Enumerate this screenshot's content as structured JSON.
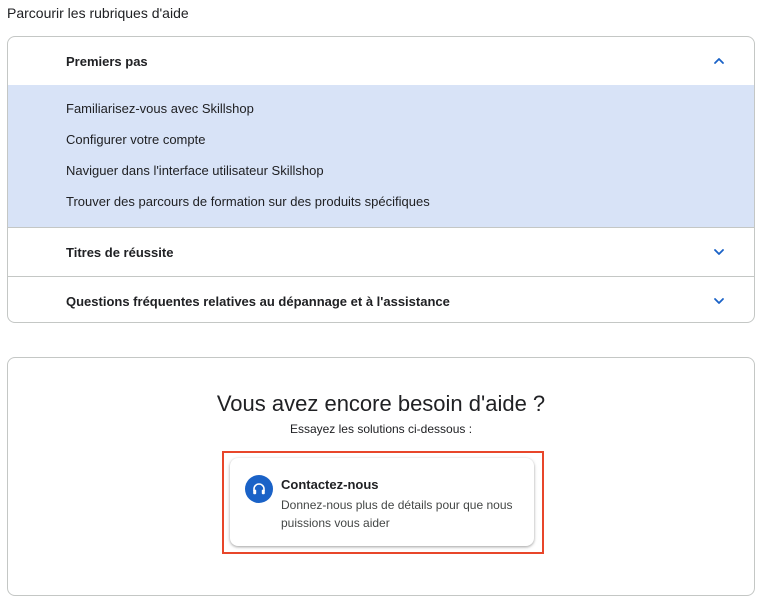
{
  "section_heading": "Parcourir les rubriques d'aide",
  "accordion": {
    "sections": [
      {
        "title": "Premiers pas",
        "expanded": true,
        "links": [
          "Familiarisez-vous avec Skillshop",
          "Configurer votre compte",
          "Naviguer dans l'interface utilisateur Skillshop",
          "Trouver des parcours de formation sur des produits spécifiques"
        ]
      },
      {
        "title": "Titres de réussite",
        "expanded": false
      },
      {
        "title": "Questions fréquentes relatives au dépannage et à l'assistance",
        "expanded": false
      }
    ]
  },
  "help": {
    "title": "Vous avez encore besoin d'aide ?",
    "subtitle": "Essayez les solutions ci-dessous :",
    "contact": {
      "icon": "headset-icon",
      "title": "Contactez-nous",
      "description": "Donnez-nous plus de détails pour que nous puissions vous aider"
    }
  },
  "colors": {
    "accent": "#1a62c7",
    "expanded_bg": "#d8e3f7",
    "highlight_border": "#e8462a",
    "border": "#c4c7c5"
  }
}
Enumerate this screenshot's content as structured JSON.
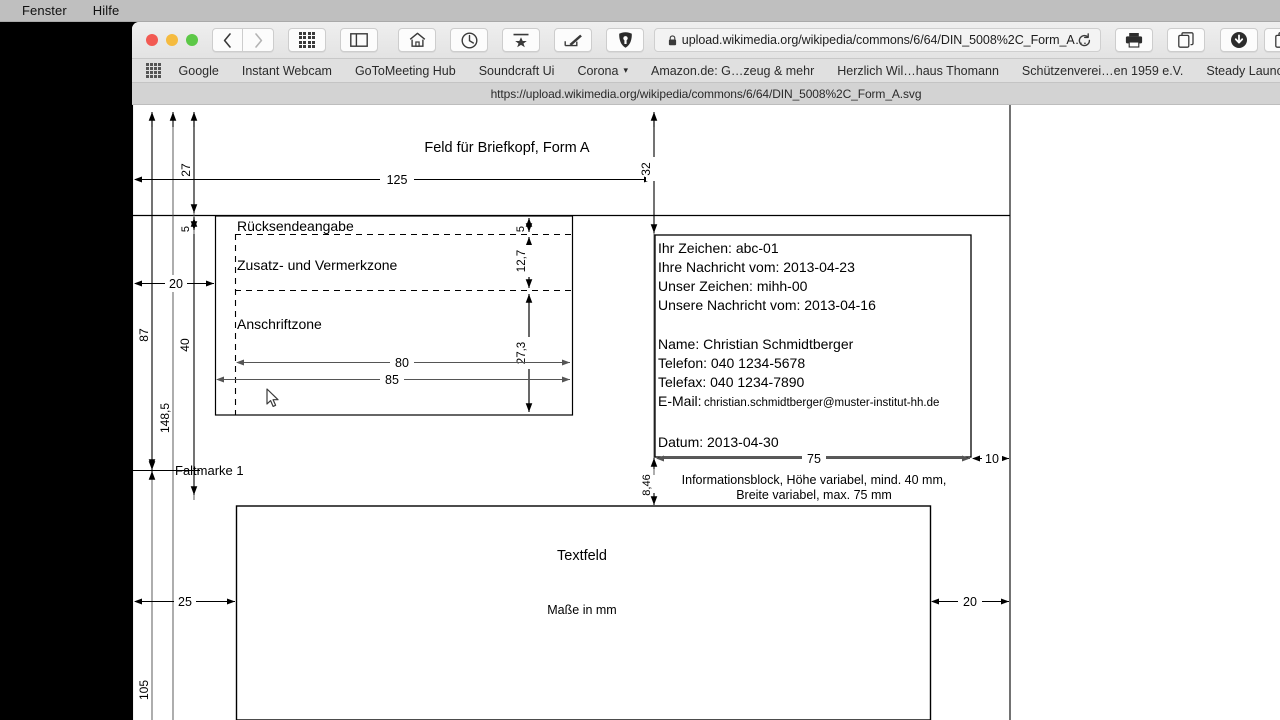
{
  "desktop": {
    "menubar": {
      "items": [
        "Fenster",
        "Hilfe"
      ]
    }
  },
  "browser": {
    "toolbar": {
      "back_label": "‹",
      "forward_label": "›",
      "icons": [
        "grid-apps-icon",
        "sidebar-icon",
        "home-icon",
        "history-clock-icon",
        "reading-list-icon",
        "edit-note-icon",
        "privacy-shield-icon"
      ],
      "url_value": "upload.wikimedia.org/wikipedia/commons/6/64/DIN_5008%2C_Form_A…",
      "lock_icon": "lock-icon",
      "reload_icon": "reload-icon",
      "print_icon": "printer-icon",
      "copy_icon": "duplicate-tabs-icon",
      "download_icon": "download-icon",
      "tabs_icon": "show-tabs-icon"
    },
    "bookmarks": {
      "grid_icon": "bookmarks-grid-icon",
      "items": [
        {
          "label": "Google",
          "caret": false
        },
        {
          "label": "Instant Webcam",
          "caret": false
        },
        {
          "label": "GoToMeeting Hub",
          "caret": false
        },
        {
          "label": "Soundcraft Ui",
          "caret": false
        },
        {
          "label": "Corona",
          "caret": true
        },
        {
          "label": "Amazon.de: G…zeug & mehr",
          "caret": false
        },
        {
          "label": "Herzlich Wil…haus Thomann",
          "caret": false
        },
        {
          "label": "Schützenverei…en 1959 e.V.",
          "caret": false
        },
        {
          "label": "Steady Launchpad",
          "caret": false
        }
      ]
    },
    "status_url": "https://upload.wikimedia.org/wikipedia/commons/6/64/DIN_5008%2C_Form_A.svg"
  },
  "document": {
    "title_letterhead": "Feld für Briefkopf, Form A",
    "zones": {
      "return_address": "Rücksendeangabe",
      "annotation": "Zusatz- und Vermerkzone",
      "address": "Anschriftzone"
    },
    "info_block": {
      "lines": [
        "Ihr Zeichen: abc-01",
        "Ihre Nachricht vom: 2013-04-23",
        "Unser Zeichen: mihh-00",
        "Unsere Nachricht vom: 2013-04-16"
      ],
      "contact": [
        "Name: Christian Schmidtberger",
        "Telefon: 040 1234-5678",
        "Telefax: 040 1234-7890"
      ],
      "email_label": "E-Mail:",
      "email_value": "christian.schmidtberger@muster-institut-hh.de",
      "date": "Datum: 2013-04-30",
      "caption_line1": "Informationsblock, Höhe variabel, mind. 40 mm,",
      "caption_line2": "Breite variabel, max. 75 mm"
    },
    "text_field": {
      "label": "Textfeld",
      "units_note": "Maße in mm"
    },
    "fold_mark": "Faltmarke 1",
    "dimensions": {
      "d27": "27",
      "d125": "125",
      "d32": "32",
      "d5_left": "5",
      "d5_right": "5",
      "d20_left": "20",
      "d40": "40",
      "d87": "87",
      "d148_5": "148,5",
      "d12_7": "12,7",
      "d27_3": "27,3",
      "d80": "80",
      "d85": "85",
      "d75": "75",
      "d10": "10",
      "d8_46": "8,46",
      "d25": "25",
      "d20_right": "20",
      "d105": "105"
    }
  }
}
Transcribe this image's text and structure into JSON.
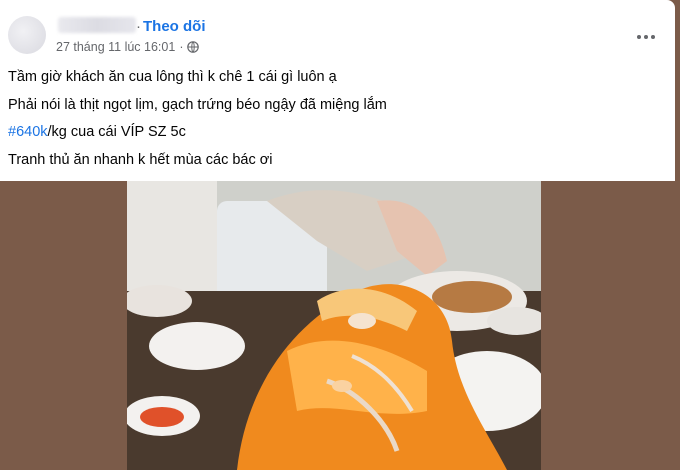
{
  "post": {
    "follow_label": "Theo dõi",
    "separator": "·",
    "timestamp": "27 tháng 11 lúc 16:01",
    "separator2": "·",
    "lines": {
      "l1": "Tầm giờ khách ăn cua lông thì k chê 1 cái gì luôn ạ",
      "l2": "Phải nói là thịt ngọt lịm, gạch trứng béo ngậy đã miệng lắm",
      "l3_hashtag": "#640k",
      "l3_rest": "/kg cua cái VÍP SZ 5c",
      "l4": "Tranh thủ ăn nhanh k hết mùa các bác ơi"
    }
  },
  "colors": {
    "accent": "#1b74e4",
    "background": "#7b5b49",
    "roe": "#f08a1e"
  },
  "icons": [
    "globe-icon",
    "more-options-icon"
  ]
}
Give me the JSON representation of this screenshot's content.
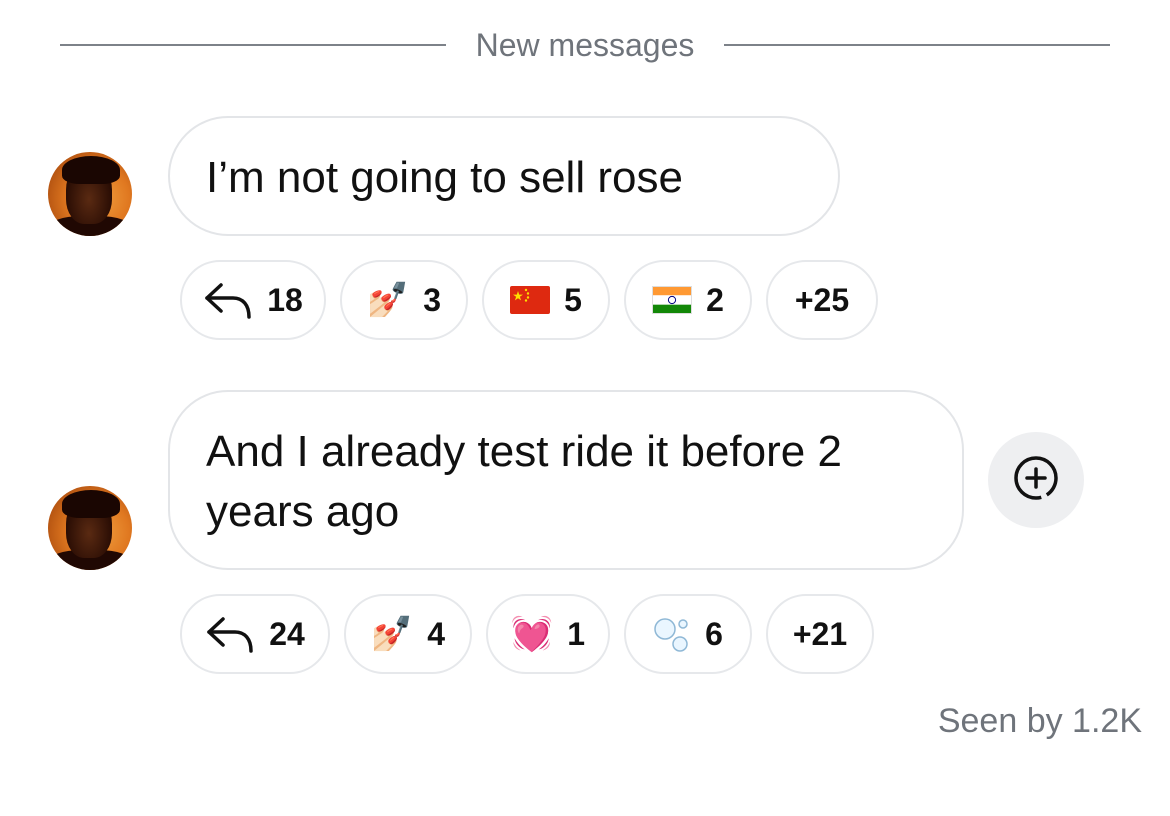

============

PROBLEM DESCRIPTION: From the listing above, print every entry precisely and drop the pictures.

TASK RESULT:
Enumerate this screenshot's content as structured JSON.
{
  "section_heading": "Parcourir les rubriques d'aide",
  "accordion": {
    "sections": [
      {
        "title": "Premiers pas",
        "expanded": true,
        "links": [
          "Familiarisez-vous avec Skillshop",
          "Configurer votre compte",
          "Naviguer dans l'interface utilisateur Skillshop",
          "Trouver des parcours de formation sur des produits spécifiques"
        ]
      },
      {
        "title": "Titres de réussite",
        "expanded": false
      },
      {
        "title": "Questions fréquentes relatives au dépannage et à l'assistance",
        "expanded": false
      }
    ]
  },
  "help": {
    "title": "Vous avez encore besoin d'aide ?",
    "subtitle": "Essayez les solutions ci-dessous :",
    "contact": {
      "icon": "headset-icon",
      "title": "Contactez-nous",
      "description": "Donnez-nous plus de détails pour que nous puissions vous aider"
    }
  },
  "colors": {
    "accent": "#1a62c7",
    "expanded_bg": "#d8e3f7",
    "highlight_border": "#e8462a",
    "border": "#c4c7c5"
  }
}
Enumerate this screenshot's content as structured JSON.
{
  "desktop": {
    "menubar": {
      "items": [
        "Fenster",
        "Hilfe"
      ]
    }
  },
  "browser": {
    "toolbar": {
      "back_label": "‹",
      "forward_label": "›",
      "icons": [
        "grid-apps-icon",
        "sidebar-icon",
        "home-icon",
        "history-clock-icon",
        "reading-list-icon",
        "edit-note-icon",
        "privacy-shield-icon"
      ],
      "url_value": "upload.wikimedia.org/wikipedia/commons/6/64/DIN_5008%2C_Form_A…",
      "lock_icon": "lock-icon",
      "reload_icon": "reload-icon",
      "print_icon": "printer-icon",
      "copy_icon": "duplicate-tabs-icon",
      "download_icon": "download-icon",
      "tabs_icon": "show-tabs-icon"
    },
    "bookmarks": {
      "grid_icon": "bookmarks-grid-icon",
      "items": [
        {
          "label": "Google",
          "caret": false
        },
        {
          "label": "Instant Webcam",
          "caret": false
        },
        {
          "label": "GoToMeeting Hub",
          "caret": false
        },
        {
          "label": "Soundcraft Ui",
          "caret": false
        },
        {
          "label": "Corona",
          "caret": true
        },
        {
          "label": "Amazon.de: G…zeug & mehr",
          "caret": false
        },
        {
          "label": "Herzlich Wil…haus Thomann",
          "caret": false
        },
        {
          "label": "Schützenverei…en 1959 e.V.",
          "caret": false
        },
        {
          "label": "Steady Launchpad",
          "caret": false
        }
      ]
    },
    "status_url": "https://upload.wikimedia.org/wikipedia/commons/6/64/DIN_5008%2C_Form_A.svg"
  },
  "document": {
    "title_letterhead": "Feld für Briefkopf, Form A",
    "zones": {
      "return_address": "Rücksendeangabe",
      "annotation": "Zusatz- und Vermerkzone",
      "address": "Anschriftzone"
    },
    "info_block": {
      "lines": [
        "Ihr Zeichen: abc-01",
        "Ihre Nachricht vom: 2013-04-23",
        "Unser Zeichen: mihh-00",
        "Unsere Nachricht vom: 2013-04-16"
      ],
      "contact": [
        "Name: Christian Schmidtberger",
        "Telefon: 040 1234-5678",
        "Telefax: 040 1234-7890"
      ],
      "email_label": "E-Mail:",
      "email_value": "christian.schmidtberger@muster-institut-hh.de",
      "date": "Datum: 2013-04-30",
      "caption_line1": "Informationsblock, Höhe variabel, mind. 40 mm,",
      "caption_line2": "Breite variabel, max. 75 mm"
    },
    "text_field": {
      "label": "Textfeld",
      "units_note": "Maße in mm"
    },
    "fold_mark": "Faltmarke 1",
    "dimensions": {
      "d27": "27",
      "d125": "125",
      "d32": "32",
      "d5_left": "5",
      "d5_right": "5",
      "d20_left": "20",
      "d40": "40",
      "d87": "87",
      "d148_5": "148,5",
      "d12_7": "12,7",
      "d27_3": "27,3",
      "d80": "80",
      "d85": "85",
      "d75": "75",
      "d10": "10",
      "d8_46": "8,46",
      "d25": "25",
      "d20_right": "20",
      "d105": "105"
    }
  }
}
Transcribe this image's text and structure into JSON.
{
  "post": {
    "follow_label": "Theo dõi",
    "separator": "·",
    "timestamp": "27 tháng 11 lúc 16:01",
    "separator2": "·",
    "lines": {
      "l1": "Tầm giờ khách ăn cua lông thì k chê 1 cái gì luôn ạ",
      "l2": "Phải nói là thịt ngọt lịm, gạch trứng béo ngậy đã miệng lắm",
      "l3_hashtag": "#640k",
      "l3_rest": "/kg cua cái VÍP SZ 5c",
      "l4": "Tranh thủ ăn nhanh k hết mùa các bác ơi"
    }
  },
  "colors": {
    "accent": "#1b74e4",
    "background": "#7b5b49",
    "roe": "#f08a1e"
  },
  "icons": [
    "globe-icon",
    "more-options-icon"
  ]
}
Give me the JSON representation of this screenshot's content.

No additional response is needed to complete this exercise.